[Data records]
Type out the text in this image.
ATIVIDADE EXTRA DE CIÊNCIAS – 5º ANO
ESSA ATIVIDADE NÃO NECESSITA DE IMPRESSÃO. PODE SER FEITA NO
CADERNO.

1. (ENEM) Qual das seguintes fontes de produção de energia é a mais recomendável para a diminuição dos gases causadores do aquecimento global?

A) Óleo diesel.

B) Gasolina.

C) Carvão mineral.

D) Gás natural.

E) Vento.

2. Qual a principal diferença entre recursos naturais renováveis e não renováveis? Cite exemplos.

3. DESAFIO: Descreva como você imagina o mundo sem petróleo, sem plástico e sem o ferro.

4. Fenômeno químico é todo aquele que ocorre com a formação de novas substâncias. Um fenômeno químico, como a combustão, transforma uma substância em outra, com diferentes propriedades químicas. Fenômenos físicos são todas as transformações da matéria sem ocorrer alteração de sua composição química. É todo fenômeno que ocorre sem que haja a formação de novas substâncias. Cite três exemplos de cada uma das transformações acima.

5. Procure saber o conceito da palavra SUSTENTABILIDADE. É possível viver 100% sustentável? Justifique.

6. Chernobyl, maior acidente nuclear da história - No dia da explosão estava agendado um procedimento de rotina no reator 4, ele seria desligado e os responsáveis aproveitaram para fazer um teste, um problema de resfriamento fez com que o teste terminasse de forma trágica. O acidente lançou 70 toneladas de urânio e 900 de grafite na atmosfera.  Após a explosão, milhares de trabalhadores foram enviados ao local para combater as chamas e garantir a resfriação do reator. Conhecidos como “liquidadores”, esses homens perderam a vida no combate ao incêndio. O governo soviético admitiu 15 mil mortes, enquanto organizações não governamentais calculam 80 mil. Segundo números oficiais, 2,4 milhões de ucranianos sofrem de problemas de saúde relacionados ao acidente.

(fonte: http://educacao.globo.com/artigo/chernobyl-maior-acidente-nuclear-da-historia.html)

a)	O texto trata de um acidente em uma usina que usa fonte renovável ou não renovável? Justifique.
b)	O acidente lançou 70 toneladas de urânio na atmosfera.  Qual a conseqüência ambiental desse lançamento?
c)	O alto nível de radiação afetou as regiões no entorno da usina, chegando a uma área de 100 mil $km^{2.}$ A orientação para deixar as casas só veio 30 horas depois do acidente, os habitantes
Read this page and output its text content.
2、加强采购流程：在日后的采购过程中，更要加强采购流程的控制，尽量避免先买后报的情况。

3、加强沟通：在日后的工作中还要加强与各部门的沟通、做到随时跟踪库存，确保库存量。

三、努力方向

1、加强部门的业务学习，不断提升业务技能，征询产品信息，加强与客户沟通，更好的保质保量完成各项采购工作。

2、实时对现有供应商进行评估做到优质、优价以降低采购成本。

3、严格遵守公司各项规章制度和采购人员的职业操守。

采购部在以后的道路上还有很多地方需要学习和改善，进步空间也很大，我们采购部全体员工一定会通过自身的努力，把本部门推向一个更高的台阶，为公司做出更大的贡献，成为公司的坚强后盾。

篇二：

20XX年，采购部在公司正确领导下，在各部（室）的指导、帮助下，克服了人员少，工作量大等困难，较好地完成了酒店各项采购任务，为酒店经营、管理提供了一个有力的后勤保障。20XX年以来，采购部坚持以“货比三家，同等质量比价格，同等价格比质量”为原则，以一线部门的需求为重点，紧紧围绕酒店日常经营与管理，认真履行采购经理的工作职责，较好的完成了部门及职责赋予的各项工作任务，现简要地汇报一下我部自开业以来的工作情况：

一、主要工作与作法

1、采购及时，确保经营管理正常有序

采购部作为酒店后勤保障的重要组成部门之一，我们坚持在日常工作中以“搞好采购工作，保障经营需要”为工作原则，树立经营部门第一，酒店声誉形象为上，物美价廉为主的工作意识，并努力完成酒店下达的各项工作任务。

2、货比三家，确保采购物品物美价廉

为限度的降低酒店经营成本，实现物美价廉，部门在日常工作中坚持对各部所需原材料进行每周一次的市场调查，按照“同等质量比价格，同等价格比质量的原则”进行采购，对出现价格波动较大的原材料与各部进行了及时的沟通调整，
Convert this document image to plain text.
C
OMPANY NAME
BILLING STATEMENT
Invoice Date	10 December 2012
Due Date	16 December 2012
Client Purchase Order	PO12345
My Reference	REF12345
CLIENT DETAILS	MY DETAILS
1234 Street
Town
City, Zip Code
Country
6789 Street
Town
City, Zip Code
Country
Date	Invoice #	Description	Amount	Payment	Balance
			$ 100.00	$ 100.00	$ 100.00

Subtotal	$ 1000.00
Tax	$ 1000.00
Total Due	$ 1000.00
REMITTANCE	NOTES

**AIM:**
Filter the records above for lines containing the word "December", and copy those lines.

**OUTPUT BELOW:**
Invoice Date	10 December 2012
Due Date	16 December 2012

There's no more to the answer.